Directions – Select from the data all lines with the word "Место".

Saved entries –
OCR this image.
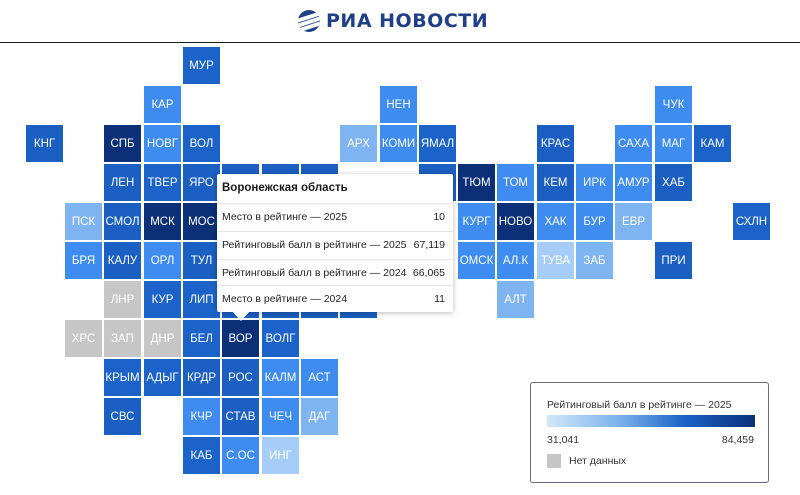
РИА НОВОСТИ
МУР
КАР	НЕН	ЧУК
КНГ	СПБ	НОВГ	ВОЛ	АРХ	КОМИ ЯМАЛ	КРАС	САХА	МАГ	КАМ
ЛЕН	ТВЕР	ЯРО	ТЮМ	ТОМ	КЕМ	ИРК	АМУР	ХАБ
ПСК СМОЛ МСК	МОС	КУРГ НОВО	ХАК	БУР	ЕВР	СХЛН
БРЯ	КАЛУ	ОРЛ	ТУЛ	ОМСК АЛ.К	ТУВА	ЗАБ	ПРИ
ЛНР	КУР	ЛИП	АЛТ
ХРС	ЗАП	ДНР	БЕЛ	ВОР	ВОЛГ
КРЫМ АДЫГ КРДР	РОС	КАЛМ	АСТ
СВС	КЧР	СТАВ	ЧЕЧ	ДАГ
КАБ	С.ОС	ИНГ
Воронежская область
Место в рейтинге — 2025	10
Рейтинговый балл в рейтинге — 2025 67,119
Рейтинговый балл в рейтинге — 2024 66,065
Место в рейтинге — 2024	11
Рейтинговый балл в рейтинге — 2025
31,041	84,459
Нет данных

Finished exercise –
Место в рейтинге — 2025	10
Место в рейтинге — 2024	11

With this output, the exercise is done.